▸ **Task requirements**
The listing below is to be output in its exact form.

Data records:
= = = =
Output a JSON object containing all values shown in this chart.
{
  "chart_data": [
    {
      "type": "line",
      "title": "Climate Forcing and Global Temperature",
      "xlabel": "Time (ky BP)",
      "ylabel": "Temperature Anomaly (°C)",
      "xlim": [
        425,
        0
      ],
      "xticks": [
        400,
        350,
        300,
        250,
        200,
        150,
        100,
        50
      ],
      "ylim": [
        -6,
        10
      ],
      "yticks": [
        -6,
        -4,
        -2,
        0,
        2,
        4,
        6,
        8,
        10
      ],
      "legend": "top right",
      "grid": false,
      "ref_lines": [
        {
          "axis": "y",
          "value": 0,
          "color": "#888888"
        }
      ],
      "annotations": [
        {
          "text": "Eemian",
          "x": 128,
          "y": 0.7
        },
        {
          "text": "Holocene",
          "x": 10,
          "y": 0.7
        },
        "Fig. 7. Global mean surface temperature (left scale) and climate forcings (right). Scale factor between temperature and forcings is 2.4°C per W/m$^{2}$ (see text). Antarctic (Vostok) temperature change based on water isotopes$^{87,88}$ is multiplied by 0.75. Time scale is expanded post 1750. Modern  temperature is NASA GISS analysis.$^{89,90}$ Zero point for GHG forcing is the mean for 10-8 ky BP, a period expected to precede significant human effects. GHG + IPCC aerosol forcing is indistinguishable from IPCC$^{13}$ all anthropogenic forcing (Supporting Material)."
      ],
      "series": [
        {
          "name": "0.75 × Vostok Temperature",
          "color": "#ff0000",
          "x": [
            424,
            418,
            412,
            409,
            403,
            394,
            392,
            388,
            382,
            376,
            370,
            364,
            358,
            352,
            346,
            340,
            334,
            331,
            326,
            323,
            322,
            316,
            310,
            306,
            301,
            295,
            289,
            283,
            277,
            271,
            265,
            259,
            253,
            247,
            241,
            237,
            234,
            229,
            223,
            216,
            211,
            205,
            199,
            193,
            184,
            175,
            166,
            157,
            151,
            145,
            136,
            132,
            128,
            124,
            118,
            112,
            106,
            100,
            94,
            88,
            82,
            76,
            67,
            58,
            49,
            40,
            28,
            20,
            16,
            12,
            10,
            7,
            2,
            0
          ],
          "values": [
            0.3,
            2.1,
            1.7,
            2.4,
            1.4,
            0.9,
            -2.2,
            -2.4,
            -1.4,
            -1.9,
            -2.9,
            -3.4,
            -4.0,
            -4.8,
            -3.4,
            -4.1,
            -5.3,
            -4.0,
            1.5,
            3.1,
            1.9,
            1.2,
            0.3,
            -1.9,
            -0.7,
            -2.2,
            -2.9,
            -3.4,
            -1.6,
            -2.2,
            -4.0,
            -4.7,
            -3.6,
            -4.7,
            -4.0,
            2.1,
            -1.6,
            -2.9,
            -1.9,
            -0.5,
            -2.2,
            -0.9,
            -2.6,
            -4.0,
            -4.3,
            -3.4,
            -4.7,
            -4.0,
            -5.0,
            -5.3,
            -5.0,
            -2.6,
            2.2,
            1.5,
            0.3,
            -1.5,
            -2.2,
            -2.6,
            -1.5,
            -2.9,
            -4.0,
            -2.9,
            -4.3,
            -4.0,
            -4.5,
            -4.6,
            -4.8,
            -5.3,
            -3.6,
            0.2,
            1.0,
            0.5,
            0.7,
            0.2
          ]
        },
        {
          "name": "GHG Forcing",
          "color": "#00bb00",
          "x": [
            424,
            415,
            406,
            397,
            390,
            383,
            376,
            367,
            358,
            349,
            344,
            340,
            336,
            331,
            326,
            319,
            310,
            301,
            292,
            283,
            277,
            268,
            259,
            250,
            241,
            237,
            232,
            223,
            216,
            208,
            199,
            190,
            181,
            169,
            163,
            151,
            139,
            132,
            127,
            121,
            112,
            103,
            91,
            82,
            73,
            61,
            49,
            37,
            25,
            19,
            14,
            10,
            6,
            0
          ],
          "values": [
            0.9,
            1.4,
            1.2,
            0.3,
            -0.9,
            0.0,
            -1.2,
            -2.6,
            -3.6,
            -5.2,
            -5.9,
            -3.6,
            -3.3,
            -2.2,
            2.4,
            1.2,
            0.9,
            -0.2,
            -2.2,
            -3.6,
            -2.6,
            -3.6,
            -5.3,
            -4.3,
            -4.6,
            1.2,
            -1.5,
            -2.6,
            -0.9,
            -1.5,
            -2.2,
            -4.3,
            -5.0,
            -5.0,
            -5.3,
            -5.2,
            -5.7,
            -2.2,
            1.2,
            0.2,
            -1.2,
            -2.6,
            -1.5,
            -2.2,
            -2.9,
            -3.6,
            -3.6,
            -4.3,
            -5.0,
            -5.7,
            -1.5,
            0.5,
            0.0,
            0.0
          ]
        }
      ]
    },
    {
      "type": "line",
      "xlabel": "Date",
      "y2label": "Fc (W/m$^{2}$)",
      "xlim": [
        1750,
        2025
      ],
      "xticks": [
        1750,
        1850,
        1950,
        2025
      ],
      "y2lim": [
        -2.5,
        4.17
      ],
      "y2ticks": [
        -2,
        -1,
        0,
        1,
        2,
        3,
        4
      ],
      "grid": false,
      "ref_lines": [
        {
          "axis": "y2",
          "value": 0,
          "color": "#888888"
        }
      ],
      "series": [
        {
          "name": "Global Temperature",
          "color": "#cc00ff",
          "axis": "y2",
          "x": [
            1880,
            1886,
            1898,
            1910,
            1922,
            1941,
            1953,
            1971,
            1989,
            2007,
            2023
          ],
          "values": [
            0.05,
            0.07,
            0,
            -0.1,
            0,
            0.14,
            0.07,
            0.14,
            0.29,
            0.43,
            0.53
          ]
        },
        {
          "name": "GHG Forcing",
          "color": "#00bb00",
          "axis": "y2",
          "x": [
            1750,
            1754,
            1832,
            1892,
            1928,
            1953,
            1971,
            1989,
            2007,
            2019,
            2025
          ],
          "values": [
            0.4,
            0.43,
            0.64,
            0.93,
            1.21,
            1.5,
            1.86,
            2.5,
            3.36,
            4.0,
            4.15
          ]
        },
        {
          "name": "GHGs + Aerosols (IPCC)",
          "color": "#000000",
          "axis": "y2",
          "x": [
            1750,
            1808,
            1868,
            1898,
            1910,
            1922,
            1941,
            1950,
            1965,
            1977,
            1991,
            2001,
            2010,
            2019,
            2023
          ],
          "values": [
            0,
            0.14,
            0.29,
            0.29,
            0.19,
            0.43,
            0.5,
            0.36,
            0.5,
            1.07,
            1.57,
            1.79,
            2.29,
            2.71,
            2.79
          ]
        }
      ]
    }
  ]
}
= = = =
▸ **Worked answer**
Output a JSON object containing all values shown in this chart.
{
  "chart_data": [
    {
      "type": "line",
      "title": "Climate Forcing and Global Temperature",
      "xlabel": "Time (ky BP)",
      "ylabel": "Temperature Anomaly (°C)",
      "xlim": [
        425,
        0
      ],
      "xticks": [
        400,
        350,
        300,
        250,
        200,
        150,
        100,
        50
      ],
      "ylim": [
        -6,
        10
      ],
      "yticks": [
        -6,
        -4,
        -2,
        0,
        2,
        4,
        6,
        8,
        10
      ],
      "legend": "top right",
      "grid": false,
      "ref_lines": [
        {
          "axis": "y",
          "value": 0,
          "color": "#888888"
        }
      ],
      "annotations": [
        {
          "text": "Eemian",
          "x": 128,
          "y": 0.7
        },
        {
          "text": "Holocene",
          "x": 10,
          "y": 0.7
        },
        "Fig. 7. Global mean surface temperature (left scale) and climate forcings (right). Scale factor between temperature and forcings is 2.4°C per W/m$^{2}$ (see text). Antarctic (Vostok) temperature change based on water isotopes$^{87,88}$ is multiplied by 0.75. Time scale is expanded post 1750. Modern  temperature is NASA GISS analysis.$^{89,90}$ Zero point for GHG forcing is the mean for 10-8 ky BP, a period expected to precede significant human effects. GHG + IPCC aerosol forcing is indistinguishable from IPCC$^{13}$ all anthropogenic forcing (Supporting Material)."
      ],
      "series": [
        {
          "name": "0.75 × Vostok Temperature",
          "color": "#ff0000",
          "x": [
            424,
            418,
            412,
            409,
            403,
            394,
            392,
            388,
            382,
            376,
            370,
            364,
            358,
            352,
            346,
            340,
            334,
            331,
            326,
            323,
            322,
            316,
            310,
            306,
            301,
            295,
            289,
            283,
            277,
            271,
            265,
            259,
            253,
            247,
            241,
            237,
            234,
            229,
            223,
            216,
            211,
            205,
            199,
            193,
            184,
            175,
            166,
            157,
            151,
            145,
            136,
            132,
            128,
            124,
            118,
            112,
            106,
            100,
            94,
            88,
            82,
            76,
            67,
            58,
            49,
            40,
            28,
            20,
            16,
            12,
            10,
            7,
            2,
            0
          ],
          "values": [
            0.3,
            2.1,
            1.7,
            2.4,
            1.4,
            0.9,
            -2.2,
            -2.4,
            -1.4,
            -1.9,
            -2.9,
            -3.4,
            -4.0,
            -4.8,
            -3.4,
            -4.1,
            -5.3,
            -4.0,
            1.5,
            3.1,
            1.9,
            1.2,
            0.3,
            -1.9,
            -0.7,
            -2.2,
            -2.9,
            -3.4,
            -1.6,
            -2.2,
            -4.0,
            -4.7,
            -3.6,
            -4.7,
            -4.0,
            2.1,
            -1.6,
            -2.9,
            -1.9,
            -0.5,
            -2.2,
            -0.9,
            -2.6,
            -4.0,
            -4.3,
            -3.4,
            -4.7,
            -4.0,
            -5.0,
            -5.3,
            -5.0,
            -2.6,
            2.2,
            1.5,
            0.3,
            -1.5,
            -2.2,
            -2.6,
            -1.5,
            -2.9,
            -4.0,
            -2.9,
            -4.3,
            -4.0,
            -4.5,
            -4.6,
            -4.8,
            -5.3,
            -3.6,
            0.2,
            1.0,
            0.5,
            0.7,
            0.2
          ]
        },
        {
          "name": "GHG Forcing",
          "color": "#00bb00",
          "x": [
            424,
            415,
            406,
            397,
            390,
            383,
            376,
            367,
            358,
            349,
            344,
            340,
            336,
            331,
            326,
            319,
            310,
            301,
            292,
            283,
            277,
            268,
            259,
            250,
            241,
            237,
            232,
            223,
            216,
            208,
            199,
            190,
            181,
            169,
            163,
            151,
            139,
            132,
            127,
            121,
            112,
            103,
            91,
            82,
            73,
            61,
            49,
            37,
            25,
            19,
            14,
            10,
            6,
            0
          ],
          "values": [
            0.9,
            1.4,
            1.2,
            0.3,
            -0.9,
            0.0,
            -1.2,
            -2.6,
            -3.6,
            -5.2,
            -5.9,
            -3.6,
            -3.3,
            -2.2,
            2.4,
            1.2,
            0.9,
            -0.2,
            -2.2,
            -3.6,
            -2.6,
            -3.6,
            -5.3,
            -4.3,
            -4.6,
            1.2,
            -1.5,
            -2.6,
            -0.9,
            -1.5,
            -2.2,
            -4.3,
            -5.0,
            -5.0,
            -5.3,
            -5.2,
            -5.7,
            -2.2,
            1.2,
            0.2,
            -1.2,
            -2.6,
            -1.5,
            -2.2,
            -2.9,
            -3.6,
            -3.6,
            -4.3,
            -5.0,
            -5.7,
            -1.5,
            0.5,
            0.0,
            0.0
          ]
        }
      ]
    },
    {
      "type": "line",
      "xlabel": "Date",
      "y2label": "Fc (W/m$^{2}$)",
      "xlim": [
        1750,
        2025
      ],
      "xticks": [
        1750,
        1850,
        1950,
        2025
      ],
      "y2lim": [
        -2.5,
        4.17
      ],
      "y2ticks": [
        -2,
        -1,
        0,
        1,
        2,
        3,
        4
      ],
      "grid": false,
      "ref_lines": [
        {
          "axis": "y2",
          "value": 0,
          "color": "#888888"
        }
      ],
      "series": [
        {
          "name": "Global Temperature",
          "color": "#cc00ff",
          "axis": "y2",
          "x": [
            1880,
            1886,
            1898,
            1910,
            1922,
            1941,
            1953,
            1971,
            1989,
            2007,
            2023
          ],
          "values": [
            0.05,
            0.07,
            0,
            -0.1,
            0,
            0.14,
            0.07,
            0.14,
            0.29,
            0.43,
            0.53
          ]
        },
        {
          "name": "GHG Forcing",
          "color": "#00bb00",
          "axis": "y2",
          "x": [
            1750,
            1754,
            1832,
            1892,
            1928,
            1953,
            1971,
            1989,
            2007,
            2019,
            2025
          ],
          "values": [
            0.4,
            0.43,
            0.64,
            0.93,
            1.21,
            1.5,
            1.86,
            2.5,
            3.36,
            4.0,
            4.15
          ]
        },
        {
          "name": "GHGs + Aerosols (IPCC)",
          "color": "#000000",
          "axis": "y2",
          "x": [
            1750,
            1808,
            1868,
            1898,
            1910,
            1922,
            1941,
            1950,
            1965,
            1977,
            1991,
            2001,
            2010,
            2019,
            2023
          ],
          "values": [
            0,
            0.14,
            0.29,
            0.29,
            0.19,
            0.43,
            0.5,
            0.36,
            0.5,
            1.07,
            1.57,
            1.79,
            2.29,
            2.71,
            2.79
          ]
        }
      ]
    }
  ]
}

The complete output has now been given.